WORK TO DO ::
Take the material and output all of it exactly.

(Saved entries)

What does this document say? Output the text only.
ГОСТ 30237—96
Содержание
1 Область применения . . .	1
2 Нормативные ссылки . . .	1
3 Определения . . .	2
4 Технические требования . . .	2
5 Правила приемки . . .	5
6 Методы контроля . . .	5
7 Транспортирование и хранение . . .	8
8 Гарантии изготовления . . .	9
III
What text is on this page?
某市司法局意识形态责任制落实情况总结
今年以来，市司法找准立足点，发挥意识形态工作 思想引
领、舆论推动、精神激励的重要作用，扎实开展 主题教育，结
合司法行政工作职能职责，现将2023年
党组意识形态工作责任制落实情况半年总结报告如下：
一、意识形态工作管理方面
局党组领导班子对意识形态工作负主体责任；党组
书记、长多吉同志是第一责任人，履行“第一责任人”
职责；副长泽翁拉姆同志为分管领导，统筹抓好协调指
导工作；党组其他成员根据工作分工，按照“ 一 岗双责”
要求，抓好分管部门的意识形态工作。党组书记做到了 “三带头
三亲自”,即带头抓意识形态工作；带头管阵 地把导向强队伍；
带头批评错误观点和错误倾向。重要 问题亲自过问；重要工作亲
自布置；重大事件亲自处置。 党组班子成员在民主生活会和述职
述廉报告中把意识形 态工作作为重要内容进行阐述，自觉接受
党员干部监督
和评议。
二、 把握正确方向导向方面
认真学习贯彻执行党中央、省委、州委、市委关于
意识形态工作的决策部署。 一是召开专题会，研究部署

WRITTEN SOLUTION ::
What does this document say? Output the text only.
ГОСТ 30237—96
Содержание
1 Область применения . . .	1
2 Нормативные ссылки . . .	1
3 Определения . . .	2
4 Технические требования . . .	2
5 Правила приемки . . .	5
6 Методы контроля . . .	5
7 Транспортирование и хранение . . .	8
8 Гарантии изготовления . . .	9
III
What text is on this page?
某市司法局意识形态责任制落实情况总结
今年以来，市司法找准立足点，发挥意识形态工作 思想引
领、舆论推动、精神激励的重要作用，扎实开展 主题教育，结
合司法行政工作职能职责，现将2023年
党组意识形态工作责任制落实情况半年总结报告如下：
一、意识形态工作管理方面
局党组领导班子对意识形态工作负主体责任；党组
书记、长多吉同志是第一责任人，履行“第一责任人”
职责；副长泽翁拉姆同志为分管领导，统筹抓好协调指
导工作；党组其他成员根据工作分工，按照“ 一 岗双责”
要求，抓好分管部门的意识形态工作。党组书记做到了 “三带头
三亲自”,即带头抓意识形态工作；带头管阵 地把导向强队伍；
带头批评错误观点和错误倾向。重要 问题亲自过问；重要工作亲
自布置；重大事件亲自处置。 党组班子成员在民主生活会和述职
述廉报告中把意识形 态工作作为重要内容进行阐述，自觉接受
党员干部监督
和评议。
二、 把握正确方向导向方面
认真学习贯彻执行党中央、省委、州委、市委关于
意识形态工作的决策部署。 一是召开专题会，研究部署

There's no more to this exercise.